*To be done:*
Whenever a line below holds the word "date", copy that line.

*Records provided:*
**********

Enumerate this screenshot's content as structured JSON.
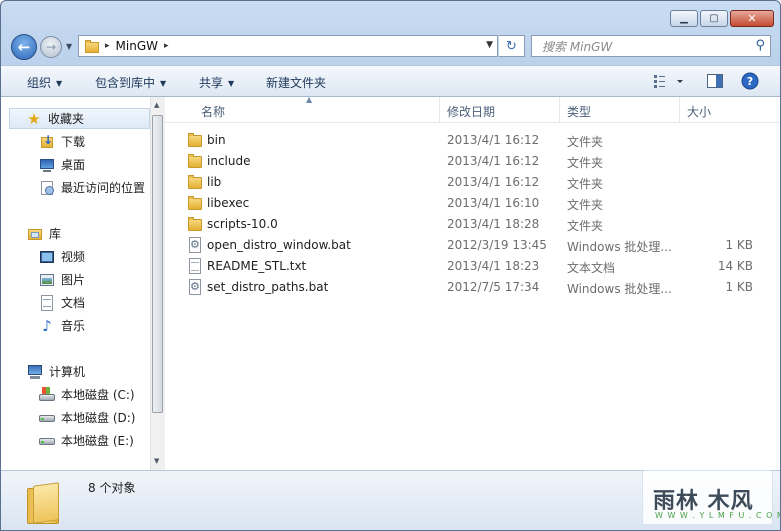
{
  "window": {
    "caption_buttons": [
      {
        "name": "minimize-button",
        "glyph": "▁"
      },
      {
        "name": "maximize-button",
        "glyph": "▢"
      },
      {
        "name": "close-button",
        "glyph": "✕"
      }
    ]
  },
  "address": {
    "crumb": "MinGW",
    "separator": "▸",
    "dropdown": "▼",
    "refresh_glyph": "↻"
  },
  "search": {
    "placeholder": "搜索 MinGW",
    "icon": "search-icon"
  },
  "toolbar": {
    "organize": "组织",
    "include_in_library": "包含到库中",
    "share": "共享",
    "new_folder": "新建文件夹",
    "caret": "▼"
  },
  "nav": {
    "favorites": {
      "label": "收藏夹",
      "items": [
        "下载",
        "桌面",
        "最近访问的位置"
      ]
    },
    "libraries": {
      "label": "库",
      "items": [
        "视频",
        "图片",
        "文档",
        "音乐"
      ]
    },
    "computer": {
      "label": "计算机",
      "items": [
        "本地磁盘 (C:)",
        "本地磁盘 (D:)",
        "本地磁盘 (E:)"
      ]
    }
  },
  "columns": {
    "name": "名称",
    "date": "修改日期",
    "type": "类型",
    "size": "大小",
    "sort_indicator": "▲"
  },
  "files": [
    {
      "name": "bin",
      "date": "2013/4/1 16:12",
      "type": "文件夹",
      "size": "",
      "icon": "folder-icon"
    },
    {
      "name": "include",
      "date": "2013/4/1 16:12",
      "type": "文件夹",
      "size": "",
      "icon": "folder-icon"
    },
    {
      "name": "lib",
      "date": "2013/4/1 16:12",
      "type": "文件夹",
      "size": "",
      "icon": "folder-icon"
    },
    {
      "name": "libexec",
      "date": "2013/4/1 16:10",
      "type": "文件夹",
      "size": "",
      "icon": "folder-icon"
    },
    {
      "name": "scripts-10.0",
      "date": "2013/4/1 18:28",
      "type": "文件夹",
      "size": "",
      "icon": "folder-icon"
    },
    {
      "name": "open_distro_window.bat",
      "date": "2012/3/19 13:45",
      "type": "Windows 批处理...",
      "size": "1 KB",
      "icon": "batch-file-icon"
    },
    {
      "name": "README_STL.txt",
      "date": "2013/4/1 18:23",
      "type": "文本文档",
      "size": "14 KB",
      "icon": "text-file-icon"
    },
    {
      "name": "set_distro_paths.bat",
      "date": "2012/7/5 17:34",
      "type": "Windows 批处理...",
      "size": "1 KB",
      "icon": "batch-file-icon"
    }
  ],
  "status": {
    "count": "8 个对象"
  },
  "watermark": {
    "title": "雨林 木风",
    "subtitle": "W W W . Y L M F U . C O M"
  },
  "colors": {
    "accent": "#2c68b9",
    "folder": "#e3b133",
    "close": "#c44a31"
  }
}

**********

*Result below:*
    "date": "修改日期",
      "date": "2013/4/1 16:12",
      "date": "2013/4/1 16:12",
      "date": "2013/4/1 16:12",
      "date": "2013/4/1 16:10",
      "date": "2013/4/1 18:28",
      "date": "2012/3/19 13:45",
      "date": "2013/4/1 18:23",
      "date": "2012/7/5 17:34",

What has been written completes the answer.